● What the exercise asks
Set down all of the data exactly as it appears.
# Start of Task data
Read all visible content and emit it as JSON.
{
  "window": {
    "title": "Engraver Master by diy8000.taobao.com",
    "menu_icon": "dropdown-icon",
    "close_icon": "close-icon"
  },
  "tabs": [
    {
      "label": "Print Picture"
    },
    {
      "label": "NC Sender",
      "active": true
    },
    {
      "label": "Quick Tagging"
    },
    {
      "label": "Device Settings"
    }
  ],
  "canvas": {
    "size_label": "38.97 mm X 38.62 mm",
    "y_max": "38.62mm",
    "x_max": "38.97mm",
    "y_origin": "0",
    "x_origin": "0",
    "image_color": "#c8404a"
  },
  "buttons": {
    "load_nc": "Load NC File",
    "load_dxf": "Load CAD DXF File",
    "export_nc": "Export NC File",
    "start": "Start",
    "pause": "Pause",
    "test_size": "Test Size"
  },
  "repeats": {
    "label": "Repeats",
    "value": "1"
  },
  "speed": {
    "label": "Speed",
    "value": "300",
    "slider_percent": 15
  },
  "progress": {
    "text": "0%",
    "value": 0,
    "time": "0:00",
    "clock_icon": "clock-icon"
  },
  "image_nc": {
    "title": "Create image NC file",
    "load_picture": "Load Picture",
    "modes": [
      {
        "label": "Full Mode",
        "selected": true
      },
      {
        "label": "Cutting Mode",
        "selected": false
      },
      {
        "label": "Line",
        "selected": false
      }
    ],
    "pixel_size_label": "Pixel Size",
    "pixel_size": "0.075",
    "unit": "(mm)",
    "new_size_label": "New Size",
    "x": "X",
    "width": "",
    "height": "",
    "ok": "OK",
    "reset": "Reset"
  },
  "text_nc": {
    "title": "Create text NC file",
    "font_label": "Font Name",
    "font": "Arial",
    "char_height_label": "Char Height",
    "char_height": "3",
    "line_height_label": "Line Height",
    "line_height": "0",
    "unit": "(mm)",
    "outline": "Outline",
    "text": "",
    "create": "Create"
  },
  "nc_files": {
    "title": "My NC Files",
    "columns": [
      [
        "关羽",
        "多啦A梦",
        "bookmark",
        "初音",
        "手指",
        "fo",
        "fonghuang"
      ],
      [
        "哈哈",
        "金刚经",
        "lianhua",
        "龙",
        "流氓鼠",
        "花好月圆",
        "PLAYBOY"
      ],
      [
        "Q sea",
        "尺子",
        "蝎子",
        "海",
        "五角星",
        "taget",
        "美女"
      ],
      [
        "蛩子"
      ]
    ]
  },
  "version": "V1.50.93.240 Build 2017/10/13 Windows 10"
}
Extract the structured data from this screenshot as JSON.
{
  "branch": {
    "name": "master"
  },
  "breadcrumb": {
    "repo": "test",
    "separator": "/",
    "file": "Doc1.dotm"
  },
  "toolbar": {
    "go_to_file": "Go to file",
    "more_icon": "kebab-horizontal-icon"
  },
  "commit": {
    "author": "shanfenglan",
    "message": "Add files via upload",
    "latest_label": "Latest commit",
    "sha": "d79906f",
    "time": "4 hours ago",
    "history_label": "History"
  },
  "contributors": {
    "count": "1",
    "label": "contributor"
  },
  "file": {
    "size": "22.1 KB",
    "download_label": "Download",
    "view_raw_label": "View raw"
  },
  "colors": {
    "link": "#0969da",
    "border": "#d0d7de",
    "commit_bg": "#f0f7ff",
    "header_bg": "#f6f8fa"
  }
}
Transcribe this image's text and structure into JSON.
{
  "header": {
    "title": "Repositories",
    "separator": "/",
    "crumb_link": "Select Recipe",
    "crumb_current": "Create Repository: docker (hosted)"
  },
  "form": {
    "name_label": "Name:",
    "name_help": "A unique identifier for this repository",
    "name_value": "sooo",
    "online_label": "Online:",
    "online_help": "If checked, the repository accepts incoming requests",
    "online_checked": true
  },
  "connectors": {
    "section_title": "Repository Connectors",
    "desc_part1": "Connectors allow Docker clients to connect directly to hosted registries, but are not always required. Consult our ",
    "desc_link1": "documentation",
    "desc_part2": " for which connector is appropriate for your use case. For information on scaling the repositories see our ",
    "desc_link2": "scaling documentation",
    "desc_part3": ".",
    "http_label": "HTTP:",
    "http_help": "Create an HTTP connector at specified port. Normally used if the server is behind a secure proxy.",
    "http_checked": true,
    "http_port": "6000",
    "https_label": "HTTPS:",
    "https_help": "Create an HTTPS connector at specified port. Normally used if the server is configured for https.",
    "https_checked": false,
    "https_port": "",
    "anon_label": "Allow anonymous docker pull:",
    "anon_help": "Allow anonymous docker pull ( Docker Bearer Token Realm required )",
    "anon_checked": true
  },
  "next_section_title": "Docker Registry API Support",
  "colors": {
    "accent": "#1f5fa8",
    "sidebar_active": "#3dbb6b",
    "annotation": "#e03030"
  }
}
# End of Task data
● Written answer
Read all visible content and emit it as JSON.
{
  "window": {
    "title": "Engraver Master by diy8000.taobao.com",
    "menu_icon": "dropdown-icon",
    "close_icon": "close-icon"
  },
  "tabs": [
    {
      "label": "Print Picture"
    },
    {
      "label": "NC Sender",
      "active": true
    },
    {
      "label": "Quick Tagging"
    },
    {
      "label": "Device Settings"
    }
  ],
  "canvas": {
    "size_label": "38.97 mm X 38.62 mm",
    "y_max": "38.62mm",
    "x_max": "38.97mm",
    "y_origin": "0",
    "x_origin": "0",
    "image_color": "#c8404a"
  },
  "buttons": {
    "load_nc": "Load NC File",
    "load_dxf": "Load CAD DXF File",
    "export_nc": "Export NC File",
    "start": "Start",
    "pause": "Pause",
    "test_size": "Test Size"
  },
  "repeats": {
    "label": "Repeats",
    "value": "1"
  },
  "speed": {
    "label": "Speed",
    "value": "300",
    "slider_percent": 15
  },
  "progress": {
    "text": "0%",
    "value": 0,
    "time": "0:00",
    "clock_icon": "clock-icon"
  },
  "image_nc": {
    "title": "Create image NC file",
    "load_picture": "Load Picture",
    "modes": [
      {
        "label": "Full Mode",
        "selected": true
      },
      {
        "label": "Cutting Mode",
        "selected": false
      },
      {
        "label": "Line",
        "selected": false
      }
    ],
    "pixel_size_label": "Pixel Size",
    "pixel_size": "0.075",
    "unit": "(mm)",
    "new_size_label": "New Size",
    "x": "X",
    "width": "",
    "height": "",
    "ok": "OK",
    "reset": "Reset"
  },
  "text_nc": {
    "title": "Create text NC file",
    "font_label": "Font Name",
    "font": "Arial",
    "char_height_label": "Char Height",
    "char_height": "3",
    "line_height_label": "Line Height",
    "line_height": "0",
    "unit": "(mm)",
    "outline": "Outline",
    "text": "",
    "create": "Create"
  },
  "nc_files": {
    "title": "My NC Files",
    "columns": [
      [
        "关羽",
        "多啦A梦",
        "bookmark",
        "初音",
        "手指",
        "fo",
        "fonghuang"
      ],
      [
        "哈哈",
        "金刚经",
        "lianhua",
        "龙",
        "流氓鼠",
        "花好月圆",
        "PLAYBOY"
      ],
      [
        "Q sea",
        "尺子",
        "蝎子",
        "海",
        "五角星",
        "taget",
        "美女"
      ],
      [
        "蛩子"
      ]
    ]
  },
  "version": "V1.50.93.240 Build 2017/10/13 Windows 10"
}
Extract the structured data from this screenshot as JSON.
{
  "branch": {
    "name": "master"
  },
  "breadcrumb": {
    "repo": "test",
    "separator": "/",
    "file": "Doc1.dotm"
  },
  "toolbar": {
    "go_to_file": "Go to file",
    "more_icon": "kebab-horizontal-icon"
  },
  "commit": {
    "author": "shanfenglan",
    "message": "Add files via upload",
    "latest_label": "Latest commit",
    "sha": "d79906f",
    "time": "4 hours ago",
    "history_label": "History"
  },
  "contributors": {
    "count": "1",
    "label": "contributor"
  },
  "file": {
    "size": "22.1 KB",
    "download_label": "Download",
    "view_raw_label": "View raw"
  },
  "colors": {
    "link": "#0969da",
    "border": "#d0d7de",
    "commit_bg": "#f0f7ff",
    "header_bg": "#f6f8fa"
  }
}
Transcribe this image's text and structure into JSON.
{
  "header": {
    "title": "Repositories",
    "separator": "/",
    "crumb_link": "Select Recipe",
    "crumb_current": "Create Repository: docker (hosted)"
  },
  "form": {
    "name_label": "Name:",
    "name_help": "A unique identifier for this repository",
    "name_value": "sooo",
    "online_label": "Online:",
    "online_help": "If checked, the repository accepts incoming requests",
    "online_checked": true
  },
  "connectors": {
    "section_title": "Repository Connectors",
    "desc_part1": "Connectors allow Docker clients to connect directly to hosted registries, but are not always required. Consult our ",
    "desc_link1": "documentation",
    "desc_part2": " for which connector is appropriate for your use case. For information on scaling the repositories see our ",
    "desc_link2": "scaling documentation",
    "desc_part3": ".",
    "http_label": "HTTP:",
    "http_help": "Create an HTTP connector at specified port. Normally used if the server is behind a secure proxy.",
    "http_checked": true,
    "http_port": "6000",
    "https_label": "HTTPS:",
    "https_help": "Create an HTTPS connector at specified port. Normally used if the server is configured for https.",
    "https_checked": false,
    "https_port": "",
    "anon_label": "Allow anonymous docker pull:",
    "anon_help": "Allow anonymous docker pull ( Docker Bearer Token Realm required )",
    "anon_checked": true
  },
  "next_section_title": "Docker Registry API Support",
  "colors": {
    "accent": "#1f5fa8",
    "sidebar_active": "#3dbb6b",
    "annotation": "#e03030"
  }
}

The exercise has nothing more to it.